__Request__
Scan the records for the word "Selecting". Copy each line that includes it.

Collection entries
**********

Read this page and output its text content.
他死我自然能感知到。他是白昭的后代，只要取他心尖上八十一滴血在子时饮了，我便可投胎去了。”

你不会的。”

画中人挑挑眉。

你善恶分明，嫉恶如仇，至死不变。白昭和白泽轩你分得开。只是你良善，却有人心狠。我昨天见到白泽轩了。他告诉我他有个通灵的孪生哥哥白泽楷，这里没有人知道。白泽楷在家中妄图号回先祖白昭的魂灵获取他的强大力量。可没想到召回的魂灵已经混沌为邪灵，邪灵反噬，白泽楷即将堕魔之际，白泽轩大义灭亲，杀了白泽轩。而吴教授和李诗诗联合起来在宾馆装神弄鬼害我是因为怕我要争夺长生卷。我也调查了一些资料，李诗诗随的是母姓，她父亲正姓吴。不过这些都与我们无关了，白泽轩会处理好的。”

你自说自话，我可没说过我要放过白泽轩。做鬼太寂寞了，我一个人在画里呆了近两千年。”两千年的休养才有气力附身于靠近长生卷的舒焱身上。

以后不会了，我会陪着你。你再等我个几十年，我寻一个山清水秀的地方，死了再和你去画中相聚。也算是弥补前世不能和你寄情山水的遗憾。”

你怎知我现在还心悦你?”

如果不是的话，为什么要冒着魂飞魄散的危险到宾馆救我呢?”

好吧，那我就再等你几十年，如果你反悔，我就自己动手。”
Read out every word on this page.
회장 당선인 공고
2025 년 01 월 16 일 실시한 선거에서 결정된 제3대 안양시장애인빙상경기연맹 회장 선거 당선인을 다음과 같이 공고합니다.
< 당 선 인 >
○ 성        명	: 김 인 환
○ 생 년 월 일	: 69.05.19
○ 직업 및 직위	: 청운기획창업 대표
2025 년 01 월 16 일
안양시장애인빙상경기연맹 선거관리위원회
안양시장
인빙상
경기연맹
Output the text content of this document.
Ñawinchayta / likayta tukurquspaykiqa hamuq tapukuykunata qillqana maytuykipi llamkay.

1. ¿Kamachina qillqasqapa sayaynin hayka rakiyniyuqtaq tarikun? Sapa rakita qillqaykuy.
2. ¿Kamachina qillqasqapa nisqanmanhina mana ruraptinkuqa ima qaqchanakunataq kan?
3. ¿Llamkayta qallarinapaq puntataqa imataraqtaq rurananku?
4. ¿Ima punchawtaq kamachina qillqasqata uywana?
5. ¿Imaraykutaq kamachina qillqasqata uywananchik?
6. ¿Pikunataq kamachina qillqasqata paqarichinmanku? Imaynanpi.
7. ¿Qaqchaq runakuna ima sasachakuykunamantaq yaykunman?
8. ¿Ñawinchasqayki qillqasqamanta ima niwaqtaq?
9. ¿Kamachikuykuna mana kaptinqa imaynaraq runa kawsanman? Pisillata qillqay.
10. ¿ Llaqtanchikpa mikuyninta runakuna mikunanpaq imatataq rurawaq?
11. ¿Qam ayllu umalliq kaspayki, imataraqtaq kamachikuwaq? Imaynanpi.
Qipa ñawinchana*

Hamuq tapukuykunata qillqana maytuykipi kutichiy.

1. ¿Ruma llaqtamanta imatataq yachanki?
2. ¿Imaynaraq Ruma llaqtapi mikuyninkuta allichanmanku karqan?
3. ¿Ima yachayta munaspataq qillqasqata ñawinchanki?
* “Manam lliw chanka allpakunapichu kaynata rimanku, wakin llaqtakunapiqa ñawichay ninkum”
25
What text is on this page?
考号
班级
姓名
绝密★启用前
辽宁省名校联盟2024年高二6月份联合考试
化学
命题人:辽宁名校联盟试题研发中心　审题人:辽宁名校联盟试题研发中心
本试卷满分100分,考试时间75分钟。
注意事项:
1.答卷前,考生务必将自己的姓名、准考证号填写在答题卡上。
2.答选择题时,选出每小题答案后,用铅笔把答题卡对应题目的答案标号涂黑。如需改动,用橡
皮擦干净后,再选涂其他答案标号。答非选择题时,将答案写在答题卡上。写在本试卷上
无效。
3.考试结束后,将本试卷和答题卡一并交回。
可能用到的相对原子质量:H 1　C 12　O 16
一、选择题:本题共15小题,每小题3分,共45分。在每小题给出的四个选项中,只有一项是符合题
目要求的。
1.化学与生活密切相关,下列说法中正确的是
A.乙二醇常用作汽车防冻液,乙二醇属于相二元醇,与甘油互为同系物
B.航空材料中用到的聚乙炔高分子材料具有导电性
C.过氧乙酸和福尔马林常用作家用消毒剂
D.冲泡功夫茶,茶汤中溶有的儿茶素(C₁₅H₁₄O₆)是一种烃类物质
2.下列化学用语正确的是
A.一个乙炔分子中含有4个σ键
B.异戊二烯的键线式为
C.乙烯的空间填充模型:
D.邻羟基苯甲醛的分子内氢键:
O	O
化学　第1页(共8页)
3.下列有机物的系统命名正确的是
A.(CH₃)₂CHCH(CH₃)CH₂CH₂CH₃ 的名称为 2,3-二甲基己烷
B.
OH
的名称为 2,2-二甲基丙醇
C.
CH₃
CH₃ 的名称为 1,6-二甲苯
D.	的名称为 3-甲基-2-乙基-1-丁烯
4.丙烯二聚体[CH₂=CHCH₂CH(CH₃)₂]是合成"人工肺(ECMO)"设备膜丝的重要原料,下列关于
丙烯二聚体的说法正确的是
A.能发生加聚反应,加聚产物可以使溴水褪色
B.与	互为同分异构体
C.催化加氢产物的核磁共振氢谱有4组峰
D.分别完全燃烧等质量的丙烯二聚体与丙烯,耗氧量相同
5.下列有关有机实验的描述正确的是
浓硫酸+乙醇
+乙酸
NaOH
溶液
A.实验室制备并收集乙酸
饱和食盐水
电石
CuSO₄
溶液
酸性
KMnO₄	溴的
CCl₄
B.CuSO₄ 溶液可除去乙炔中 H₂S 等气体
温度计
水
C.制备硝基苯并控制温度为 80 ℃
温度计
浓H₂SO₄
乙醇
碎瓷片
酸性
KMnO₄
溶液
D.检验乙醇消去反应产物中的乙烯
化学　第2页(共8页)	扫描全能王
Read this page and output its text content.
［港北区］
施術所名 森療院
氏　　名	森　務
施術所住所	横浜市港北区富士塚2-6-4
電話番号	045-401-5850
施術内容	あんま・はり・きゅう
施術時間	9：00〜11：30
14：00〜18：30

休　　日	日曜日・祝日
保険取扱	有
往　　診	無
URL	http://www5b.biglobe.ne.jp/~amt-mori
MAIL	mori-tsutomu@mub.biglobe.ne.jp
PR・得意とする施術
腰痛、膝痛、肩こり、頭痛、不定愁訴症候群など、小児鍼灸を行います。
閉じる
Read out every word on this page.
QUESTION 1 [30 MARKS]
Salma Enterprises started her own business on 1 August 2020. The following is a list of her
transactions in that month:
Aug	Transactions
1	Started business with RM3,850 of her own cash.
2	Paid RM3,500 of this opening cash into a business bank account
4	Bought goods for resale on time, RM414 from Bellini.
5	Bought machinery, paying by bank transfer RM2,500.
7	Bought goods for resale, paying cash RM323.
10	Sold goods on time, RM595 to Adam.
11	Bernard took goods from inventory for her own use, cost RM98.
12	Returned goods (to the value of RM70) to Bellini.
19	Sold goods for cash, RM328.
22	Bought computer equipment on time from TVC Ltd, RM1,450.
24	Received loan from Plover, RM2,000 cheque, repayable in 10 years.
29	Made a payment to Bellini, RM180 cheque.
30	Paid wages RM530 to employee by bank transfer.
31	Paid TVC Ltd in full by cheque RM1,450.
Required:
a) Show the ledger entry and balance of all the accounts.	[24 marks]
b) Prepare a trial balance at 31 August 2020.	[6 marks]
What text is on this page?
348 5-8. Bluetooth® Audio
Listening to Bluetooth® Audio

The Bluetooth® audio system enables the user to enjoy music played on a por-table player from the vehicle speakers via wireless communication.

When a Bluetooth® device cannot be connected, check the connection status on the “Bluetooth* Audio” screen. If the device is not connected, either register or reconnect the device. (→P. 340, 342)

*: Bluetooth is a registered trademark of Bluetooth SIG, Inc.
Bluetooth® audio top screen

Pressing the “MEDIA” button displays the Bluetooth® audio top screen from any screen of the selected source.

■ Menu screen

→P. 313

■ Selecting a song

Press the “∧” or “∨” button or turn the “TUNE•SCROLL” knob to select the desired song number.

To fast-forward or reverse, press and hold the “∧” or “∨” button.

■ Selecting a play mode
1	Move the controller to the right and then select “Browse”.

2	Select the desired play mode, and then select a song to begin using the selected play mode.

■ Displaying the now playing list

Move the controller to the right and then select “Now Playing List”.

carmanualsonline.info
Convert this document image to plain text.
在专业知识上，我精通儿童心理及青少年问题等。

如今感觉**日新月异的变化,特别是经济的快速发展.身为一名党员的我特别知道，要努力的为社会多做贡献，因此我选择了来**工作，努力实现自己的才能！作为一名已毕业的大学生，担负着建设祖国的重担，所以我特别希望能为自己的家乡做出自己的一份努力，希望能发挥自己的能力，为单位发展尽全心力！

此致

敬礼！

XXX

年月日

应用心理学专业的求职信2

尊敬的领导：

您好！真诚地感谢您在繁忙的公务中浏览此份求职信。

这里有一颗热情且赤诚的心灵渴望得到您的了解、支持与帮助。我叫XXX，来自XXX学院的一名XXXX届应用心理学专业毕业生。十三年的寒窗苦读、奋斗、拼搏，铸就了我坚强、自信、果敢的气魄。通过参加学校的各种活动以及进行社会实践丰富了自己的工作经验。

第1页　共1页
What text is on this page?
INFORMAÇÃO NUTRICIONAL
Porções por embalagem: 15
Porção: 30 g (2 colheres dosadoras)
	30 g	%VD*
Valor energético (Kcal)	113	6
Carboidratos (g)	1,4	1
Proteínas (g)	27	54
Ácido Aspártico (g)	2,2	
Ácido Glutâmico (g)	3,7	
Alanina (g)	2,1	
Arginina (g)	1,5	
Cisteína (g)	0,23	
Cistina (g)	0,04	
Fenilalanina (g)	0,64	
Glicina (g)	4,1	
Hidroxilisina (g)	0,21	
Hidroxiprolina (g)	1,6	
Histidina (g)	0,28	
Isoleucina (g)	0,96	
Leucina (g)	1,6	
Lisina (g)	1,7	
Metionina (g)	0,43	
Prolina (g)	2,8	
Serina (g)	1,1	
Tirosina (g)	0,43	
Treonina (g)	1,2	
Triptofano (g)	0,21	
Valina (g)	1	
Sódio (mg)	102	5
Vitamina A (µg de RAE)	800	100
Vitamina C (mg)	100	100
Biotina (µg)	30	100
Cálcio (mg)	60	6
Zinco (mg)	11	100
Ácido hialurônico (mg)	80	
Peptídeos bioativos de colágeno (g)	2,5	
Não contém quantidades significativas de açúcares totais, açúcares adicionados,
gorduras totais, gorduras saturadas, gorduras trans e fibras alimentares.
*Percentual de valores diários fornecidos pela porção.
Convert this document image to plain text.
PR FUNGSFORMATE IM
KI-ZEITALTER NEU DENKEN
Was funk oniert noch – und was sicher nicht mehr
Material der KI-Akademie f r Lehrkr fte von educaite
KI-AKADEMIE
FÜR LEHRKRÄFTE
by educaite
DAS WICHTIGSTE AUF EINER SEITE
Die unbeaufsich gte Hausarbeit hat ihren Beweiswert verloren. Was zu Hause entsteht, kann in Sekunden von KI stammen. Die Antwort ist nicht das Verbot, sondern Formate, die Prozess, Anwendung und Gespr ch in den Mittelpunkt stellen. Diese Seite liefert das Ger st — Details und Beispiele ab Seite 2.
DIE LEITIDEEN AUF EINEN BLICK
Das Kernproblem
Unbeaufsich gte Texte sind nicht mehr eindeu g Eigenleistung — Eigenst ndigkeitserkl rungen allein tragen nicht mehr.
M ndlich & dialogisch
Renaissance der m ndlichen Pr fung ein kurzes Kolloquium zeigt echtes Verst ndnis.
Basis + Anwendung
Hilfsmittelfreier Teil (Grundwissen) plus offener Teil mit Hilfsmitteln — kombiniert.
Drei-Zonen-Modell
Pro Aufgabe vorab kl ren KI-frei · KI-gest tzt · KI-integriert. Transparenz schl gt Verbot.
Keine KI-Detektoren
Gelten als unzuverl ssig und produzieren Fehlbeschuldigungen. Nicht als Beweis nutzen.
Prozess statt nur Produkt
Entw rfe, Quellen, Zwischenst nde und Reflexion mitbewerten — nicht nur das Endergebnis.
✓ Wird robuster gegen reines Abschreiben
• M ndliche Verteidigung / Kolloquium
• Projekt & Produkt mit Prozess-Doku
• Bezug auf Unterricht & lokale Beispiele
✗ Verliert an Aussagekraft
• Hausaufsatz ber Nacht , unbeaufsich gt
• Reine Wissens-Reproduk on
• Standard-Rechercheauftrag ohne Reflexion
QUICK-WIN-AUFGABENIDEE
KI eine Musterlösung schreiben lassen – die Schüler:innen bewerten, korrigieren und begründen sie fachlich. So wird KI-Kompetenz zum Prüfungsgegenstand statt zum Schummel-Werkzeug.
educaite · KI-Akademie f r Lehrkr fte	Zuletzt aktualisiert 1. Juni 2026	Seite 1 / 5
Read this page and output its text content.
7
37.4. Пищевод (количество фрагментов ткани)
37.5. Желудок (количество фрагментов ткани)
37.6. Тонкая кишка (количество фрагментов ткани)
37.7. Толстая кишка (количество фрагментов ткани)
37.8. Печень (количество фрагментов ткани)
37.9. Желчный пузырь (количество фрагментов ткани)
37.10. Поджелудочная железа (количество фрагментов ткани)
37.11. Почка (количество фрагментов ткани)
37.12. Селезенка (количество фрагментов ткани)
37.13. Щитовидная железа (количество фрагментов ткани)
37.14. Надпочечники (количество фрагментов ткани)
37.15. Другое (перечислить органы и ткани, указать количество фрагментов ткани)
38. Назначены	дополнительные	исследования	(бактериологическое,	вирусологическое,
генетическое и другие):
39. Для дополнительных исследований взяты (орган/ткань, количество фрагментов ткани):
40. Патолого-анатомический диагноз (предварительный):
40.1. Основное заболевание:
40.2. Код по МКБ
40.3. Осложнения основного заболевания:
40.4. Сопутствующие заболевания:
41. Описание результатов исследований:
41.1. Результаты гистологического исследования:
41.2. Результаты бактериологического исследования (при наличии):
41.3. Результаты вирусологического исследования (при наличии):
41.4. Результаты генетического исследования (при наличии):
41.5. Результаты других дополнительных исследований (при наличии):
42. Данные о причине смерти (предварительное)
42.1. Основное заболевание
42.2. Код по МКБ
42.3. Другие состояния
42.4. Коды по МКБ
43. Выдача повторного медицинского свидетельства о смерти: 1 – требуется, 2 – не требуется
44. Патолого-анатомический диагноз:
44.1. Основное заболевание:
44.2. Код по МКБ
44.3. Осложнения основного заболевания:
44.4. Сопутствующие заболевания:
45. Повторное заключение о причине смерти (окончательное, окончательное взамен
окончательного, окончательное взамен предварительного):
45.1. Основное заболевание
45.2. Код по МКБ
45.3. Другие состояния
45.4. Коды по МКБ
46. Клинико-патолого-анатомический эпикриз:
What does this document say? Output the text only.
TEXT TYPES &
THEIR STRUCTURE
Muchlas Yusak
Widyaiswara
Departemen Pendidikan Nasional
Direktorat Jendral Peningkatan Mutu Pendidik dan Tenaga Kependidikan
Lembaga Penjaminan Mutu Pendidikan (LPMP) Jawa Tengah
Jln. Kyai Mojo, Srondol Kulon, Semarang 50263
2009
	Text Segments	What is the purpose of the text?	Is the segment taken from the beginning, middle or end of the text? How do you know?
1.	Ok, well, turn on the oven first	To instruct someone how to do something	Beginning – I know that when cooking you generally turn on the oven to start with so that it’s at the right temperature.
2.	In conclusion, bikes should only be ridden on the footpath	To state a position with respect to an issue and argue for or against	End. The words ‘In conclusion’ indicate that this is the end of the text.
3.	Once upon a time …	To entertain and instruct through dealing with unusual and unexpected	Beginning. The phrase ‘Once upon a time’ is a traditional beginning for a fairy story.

**********

__Response__
■ Selecting a song
■ Selecting a play mode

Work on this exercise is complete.